§ **THE TASK**:
Word for word, transcribe the lines below and drop the pictures.

* start INPUT FOR THIS TASK *

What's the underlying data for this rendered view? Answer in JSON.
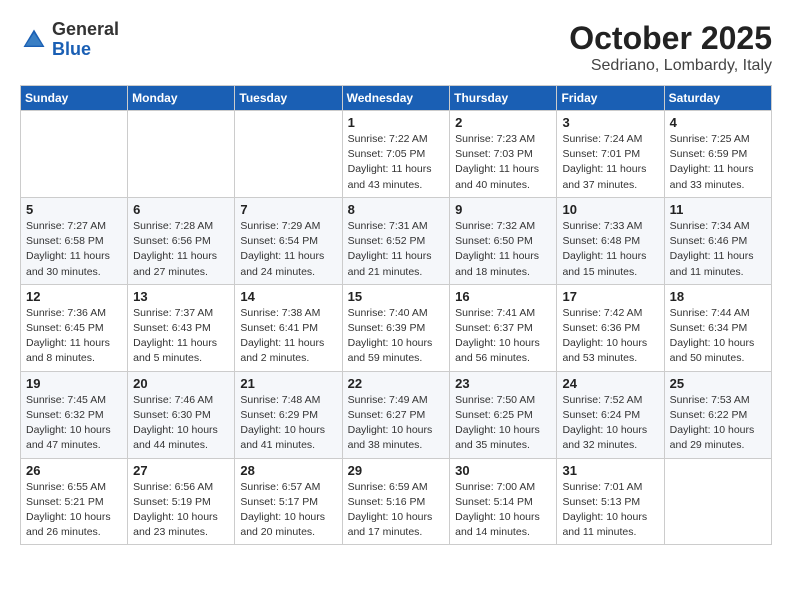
{
  "header": {
    "logo_general": "General",
    "logo_blue": "Blue",
    "month": "October 2025",
    "location": "Sedriano, Lombardy, Italy"
  },
  "weekdays": [
    "Sunday",
    "Monday",
    "Tuesday",
    "Wednesday",
    "Thursday",
    "Friday",
    "Saturday"
  ],
  "weeks": [
    [
      {
        "day": "",
        "info": ""
      },
      {
        "day": "",
        "info": ""
      },
      {
        "day": "",
        "info": ""
      },
      {
        "day": "1",
        "info": "Sunrise: 7:22 AM\nSunset: 7:05 PM\nDaylight: 11 hours and 43 minutes."
      },
      {
        "day": "2",
        "info": "Sunrise: 7:23 AM\nSunset: 7:03 PM\nDaylight: 11 hours and 40 minutes."
      },
      {
        "day": "3",
        "info": "Sunrise: 7:24 AM\nSunset: 7:01 PM\nDaylight: 11 hours and 37 minutes."
      },
      {
        "day": "4",
        "info": "Sunrise: 7:25 AM\nSunset: 6:59 PM\nDaylight: 11 hours and 33 minutes."
      }
    ],
    [
      {
        "day": "5",
        "info": "Sunrise: 7:27 AM\nSunset: 6:58 PM\nDaylight: 11 hours and 30 minutes."
      },
      {
        "day": "6",
        "info": "Sunrise: 7:28 AM\nSunset: 6:56 PM\nDaylight: 11 hours and 27 minutes."
      },
      {
        "day": "7",
        "info": "Sunrise: 7:29 AM\nSunset: 6:54 PM\nDaylight: 11 hours and 24 minutes."
      },
      {
        "day": "8",
        "info": "Sunrise: 7:31 AM\nSunset: 6:52 PM\nDaylight: 11 hours and 21 minutes."
      },
      {
        "day": "9",
        "info": "Sunrise: 7:32 AM\nSunset: 6:50 PM\nDaylight: 11 hours and 18 minutes."
      },
      {
        "day": "10",
        "info": "Sunrise: 7:33 AM\nSunset: 6:48 PM\nDaylight: 11 hours and 15 minutes."
      },
      {
        "day": "11",
        "info": "Sunrise: 7:34 AM\nSunset: 6:46 PM\nDaylight: 11 hours and 11 minutes."
      }
    ],
    [
      {
        "day": "12",
        "info": "Sunrise: 7:36 AM\nSunset: 6:45 PM\nDaylight: 11 hours and 8 minutes."
      },
      {
        "day": "13",
        "info": "Sunrise: 7:37 AM\nSunset: 6:43 PM\nDaylight: 11 hours and 5 minutes."
      },
      {
        "day": "14",
        "info": "Sunrise: 7:38 AM\nSunset: 6:41 PM\nDaylight: 11 hours and 2 minutes."
      },
      {
        "day": "15",
        "info": "Sunrise: 7:40 AM\nSunset: 6:39 PM\nDaylight: 10 hours and 59 minutes."
      },
      {
        "day": "16",
        "info": "Sunrise: 7:41 AM\nSunset: 6:37 PM\nDaylight: 10 hours and 56 minutes."
      },
      {
        "day": "17",
        "info": "Sunrise: 7:42 AM\nSunset: 6:36 PM\nDaylight: 10 hours and 53 minutes."
      },
      {
        "day": "18",
        "info": "Sunrise: 7:44 AM\nSunset: 6:34 PM\nDaylight: 10 hours and 50 minutes."
      }
    ],
    [
      {
        "day": "19",
        "info": "Sunrise: 7:45 AM\nSunset: 6:32 PM\nDaylight: 10 hours and 47 minutes."
      },
      {
        "day": "20",
        "info": "Sunrise: 7:46 AM\nSunset: 6:30 PM\nDaylight: 10 hours and 44 minutes."
      },
      {
        "day": "21",
        "info": "Sunrise: 7:48 AM\nSunset: 6:29 PM\nDaylight: 10 hours and 41 minutes."
      },
      {
        "day": "22",
        "info": "Sunrise: 7:49 AM\nSunset: 6:27 PM\nDaylight: 10 hours and 38 minutes."
      },
      {
        "day": "23",
        "info": "Sunrise: 7:50 AM\nSunset: 6:25 PM\nDaylight: 10 hours and 35 minutes."
      },
      {
        "day": "24",
        "info": "Sunrise: 7:52 AM\nSunset: 6:24 PM\nDaylight: 10 hours and 32 minutes."
      },
      {
        "day": "25",
        "info": "Sunrise: 7:53 AM\nSunset: 6:22 PM\nDaylight: 10 hours and 29 minutes."
      }
    ],
    [
      {
        "day": "26",
        "info": "Sunrise: 6:55 AM\nSunset: 5:21 PM\nDaylight: 10 hours and 26 minutes."
      },
      {
        "day": "27",
        "info": "Sunrise: 6:56 AM\nSunset: 5:19 PM\nDaylight: 10 hours and 23 minutes."
      },
      {
        "day": "28",
        "info": "Sunrise: 6:57 AM\nSunset: 5:17 PM\nDaylight: 10 hours and 20 minutes."
      },
      {
        "day": "29",
        "info": "Sunrise: 6:59 AM\nSunset: 5:16 PM\nDaylight: 10 hours and 17 minutes."
      },
      {
        "day": "30",
        "info": "Sunrise: 7:00 AM\nSunset: 5:14 PM\nDaylight: 10 hours and 14 minutes."
      },
      {
        "day": "31",
        "info": "Sunrise: 7:01 AM\nSunset: 5:13 PM\nDaylight: 10 hours and 11 minutes."
      },
      {
        "day": "",
        "info": ""
      }
    ]
  ]
}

* end INPUT FOR THIS TASK *

§ **RESPONSE TO THIS TASK**:
What's the underlying data for this rendered view? Answer in JSON.
{
  "header": {
    "logo_general": "General",
    "logo_blue": "Blue",
    "month": "October 2025",
    "location": "Sedriano, Lombardy, Italy"
  },
  "weekdays": [
    "Sunday",
    "Monday",
    "Tuesday",
    "Wednesday",
    "Thursday",
    "Friday",
    "Saturday"
  ],
  "weeks": [
    [
      {
        "day": "",
        "info": ""
      },
      {
        "day": "",
        "info": ""
      },
      {
        "day": "",
        "info": ""
      },
      {
        "day": "1",
        "info": "Sunrise: 7:22 AM\nSunset: 7:05 PM\nDaylight: 11 hours and 43 minutes."
      },
      {
        "day": "2",
        "info": "Sunrise: 7:23 AM\nSunset: 7:03 PM\nDaylight: 11 hours and 40 minutes."
      },
      {
        "day": "3",
        "info": "Sunrise: 7:24 AM\nSunset: 7:01 PM\nDaylight: 11 hours and 37 minutes."
      },
      {
        "day": "4",
        "info": "Sunrise: 7:25 AM\nSunset: 6:59 PM\nDaylight: 11 hours and 33 minutes."
      }
    ],
    [
      {
        "day": "5",
        "info": "Sunrise: 7:27 AM\nSunset: 6:58 PM\nDaylight: 11 hours and 30 minutes."
      },
      {
        "day": "6",
        "info": "Sunrise: 7:28 AM\nSunset: 6:56 PM\nDaylight: 11 hours and 27 minutes."
      },
      {
        "day": "7",
        "info": "Sunrise: 7:29 AM\nSunset: 6:54 PM\nDaylight: 11 hours and 24 minutes."
      },
      {
        "day": "8",
        "info": "Sunrise: 7:31 AM\nSunset: 6:52 PM\nDaylight: 11 hours and 21 minutes."
      },
      {
        "day": "9",
        "info": "Sunrise: 7:32 AM\nSunset: 6:50 PM\nDaylight: 11 hours and 18 minutes."
      },
      {
        "day": "10",
        "info": "Sunrise: 7:33 AM\nSunset: 6:48 PM\nDaylight: 11 hours and 15 minutes."
      },
      {
        "day": "11",
        "info": "Sunrise: 7:34 AM\nSunset: 6:46 PM\nDaylight: 11 hours and 11 minutes."
      }
    ],
    [
      {
        "day": "12",
        "info": "Sunrise: 7:36 AM\nSunset: 6:45 PM\nDaylight: 11 hours and 8 minutes."
      },
      {
        "day": "13",
        "info": "Sunrise: 7:37 AM\nSunset: 6:43 PM\nDaylight: 11 hours and 5 minutes."
      },
      {
        "day": "14",
        "info": "Sunrise: 7:38 AM\nSunset: 6:41 PM\nDaylight: 11 hours and 2 minutes."
      },
      {
        "day": "15",
        "info": "Sunrise: 7:40 AM\nSunset: 6:39 PM\nDaylight: 10 hours and 59 minutes."
      },
      {
        "day": "16",
        "info": "Sunrise: 7:41 AM\nSunset: 6:37 PM\nDaylight: 10 hours and 56 minutes."
      },
      {
        "day": "17",
        "info": "Sunrise: 7:42 AM\nSunset: 6:36 PM\nDaylight: 10 hours and 53 minutes."
      },
      {
        "day": "18",
        "info": "Sunrise: 7:44 AM\nSunset: 6:34 PM\nDaylight: 10 hours and 50 minutes."
      }
    ],
    [
      {
        "day": "19",
        "info": "Sunrise: 7:45 AM\nSunset: 6:32 PM\nDaylight: 10 hours and 47 minutes."
      },
      {
        "day": "20",
        "info": "Sunrise: 7:46 AM\nSunset: 6:30 PM\nDaylight: 10 hours and 44 minutes."
      },
      {
        "day": "21",
        "info": "Sunrise: 7:48 AM\nSunset: 6:29 PM\nDaylight: 10 hours and 41 minutes."
      },
      {
        "day": "22",
        "info": "Sunrise: 7:49 AM\nSunset: 6:27 PM\nDaylight: 10 hours and 38 minutes."
      },
      {
        "day": "23",
        "info": "Sunrise: 7:50 AM\nSunset: 6:25 PM\nDaylight: 10 hours and 35 minutes."
      },
      {
        "day": "24",
        "info": "Sunrise: 7:52 AM\nSunset: 6:24 PM\nDaylight: 10 hours and 32 minutes."
      },
      {
        "day": "25",
        "info": "Sunrise: 7:53 AM\nSunset: 6:22 PM\nDaylight: 10 hours and 29 minutes."
      }
    ],
    [
      {
        "day": "26",
        "info": "Sunrise: 6:55 AM\nSunset: 5:21 PM\nDaylight: 10 hours and 26 minutes."
      },
      {
        "day": "27",
        "info": "Sunrise: 6:56 AM\nSunset: 5:19 PM\nDaylight: 10 hours and 23 minutes."
      },
      {
        "day": "28",
        "info": "Sunrise: 6:57 AM\nSunset: 5:17 PM\nDaylight: 10 hours and 20 minutes."
      },
      {
        "day": "29",
        "info": "Sunrise: 6:59 AM\nSunset: 5:16 PM\nDaylight: 10 hours and 17 minutes."
      },
      {
        "day": "30",
        "info": "Sunrise: 7:00 AM\nSunset: 5:14 PM\nDaylight: 10 hours and 14 minutes."
      },
      {
        "day": "31",
        "info": "Sunrise: 7:01 AM\nSunset: 5:13 PM\nDaylight: 10 hours and 11 minutes."
      },
      {
        "day": "",
        "info": ""
      }
    ]
  ]
}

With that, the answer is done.